Collected data:
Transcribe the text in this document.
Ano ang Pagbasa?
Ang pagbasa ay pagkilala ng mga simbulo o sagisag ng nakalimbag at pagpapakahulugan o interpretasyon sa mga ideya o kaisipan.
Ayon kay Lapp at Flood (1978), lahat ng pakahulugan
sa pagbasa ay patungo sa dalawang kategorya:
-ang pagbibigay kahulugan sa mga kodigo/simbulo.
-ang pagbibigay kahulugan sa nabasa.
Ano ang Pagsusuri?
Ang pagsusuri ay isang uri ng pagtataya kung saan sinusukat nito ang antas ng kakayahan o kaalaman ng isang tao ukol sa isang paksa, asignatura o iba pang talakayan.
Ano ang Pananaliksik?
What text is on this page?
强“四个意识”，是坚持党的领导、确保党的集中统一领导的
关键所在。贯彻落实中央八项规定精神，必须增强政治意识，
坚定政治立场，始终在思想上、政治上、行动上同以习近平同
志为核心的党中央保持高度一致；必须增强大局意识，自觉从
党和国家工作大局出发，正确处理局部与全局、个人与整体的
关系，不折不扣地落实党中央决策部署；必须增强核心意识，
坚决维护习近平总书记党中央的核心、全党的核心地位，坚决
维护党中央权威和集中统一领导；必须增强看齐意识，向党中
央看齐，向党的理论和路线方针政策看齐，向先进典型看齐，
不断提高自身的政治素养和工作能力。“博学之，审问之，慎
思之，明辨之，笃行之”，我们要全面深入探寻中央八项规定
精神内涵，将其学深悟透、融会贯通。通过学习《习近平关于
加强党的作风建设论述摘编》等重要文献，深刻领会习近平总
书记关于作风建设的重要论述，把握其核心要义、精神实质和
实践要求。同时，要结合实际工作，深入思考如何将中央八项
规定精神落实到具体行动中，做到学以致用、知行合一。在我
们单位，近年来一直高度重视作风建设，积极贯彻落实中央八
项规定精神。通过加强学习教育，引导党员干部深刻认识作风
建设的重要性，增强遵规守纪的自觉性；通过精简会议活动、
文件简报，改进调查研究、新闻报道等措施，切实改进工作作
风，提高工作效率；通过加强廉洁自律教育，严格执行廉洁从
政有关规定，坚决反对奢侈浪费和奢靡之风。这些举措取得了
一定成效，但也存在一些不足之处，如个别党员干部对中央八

Work to complete |
Show the data once more, exactly as it was written.

Written answer |
Transcribe the text in this document.
Ano ang Pagbasa?
Ang pagbasa ay pagkilala ng mga simbulo o sagisag ng nakalimbag at pagpapakahulugan o interpretasyon sa mga ideya o kaisipan.
Ayon kay Lapp at Flood (1978), lahat ng pakahulugan
sa pagbasa ay patungo sa dalawang kategorya:
-ang pagbibigay kahulugan sa mga kodigo/simbulo.
-ang pagbibigay kahulugan sa nabasa.
Ano ang Pagsusuri?
Ang pagsusuri ay isang uri ng pagtataya kung saan sinusukat nito ang antas ng kakayahan o kaalaman ng isang tao ukol sa isang paksa, asignatura o iba pang talakayan.
Ano ang Pananaliksik?
What text is on this page?
强“四个意识”，是坚持党的领导、确保党的集中统一领导的
关键所在。贯彻落实中央八项规定精神，必须增强政治意识，
坚定政治立场，始终在思想上、政治上、行动上同以习近平同
志为核心的党中央保持高度一致；必须增强大局意识，自觉从
党和国家工作大局出发，正确处理局部与全局、个人与整体的
关系，不折不扣地落实党中央决策部署；必须增强核心意识，
坚决维护习近平总书记党中央的核心、全党的核心地位，坚决
维护党中央权威和集中统一领导；必须增强看齐意识，向党中
央看齐，向党的理论和路线方针政策看齐，向先进典型看齐，
不断提高自身的政治素养和工作能力。“博学之，审问之，慎
思之，明辨之，笃行之”，我们要全面深入探寻中央八项规定
精神内涵，将其学深悟透、融会贯通。通过学习《习近平关于
加强党的作风建设论述摘编》等重要文献，深刻领会习近平总
书记关于作风建设的重要论述，把握其核心要义、精神实质和
实践要求。同时，要结合实际工作，深入思考如何将中央八项
规定精神落实到具体行动中，做到学以致用、知行合一。在我
们单位，近年来一直高度重视作风建设，积极贯彻落实中央八
项规定精神。通过加强学习教育，引导党员干部深刻认识作风
建设的重要性，增强遵规守纪的自觉性；通过精简会议活动、
文件简报，改进调查研究、新闻报道等措施，切实改进工作作
风，提高工作效率；通过加强廉洁自律教育，严格执行廉洁从
政有关规定，坚决反对奢侈浪费和奢靡之风。这些举措取得了
一定成效，但也存在一些不足之处，如个别党员干部对中央八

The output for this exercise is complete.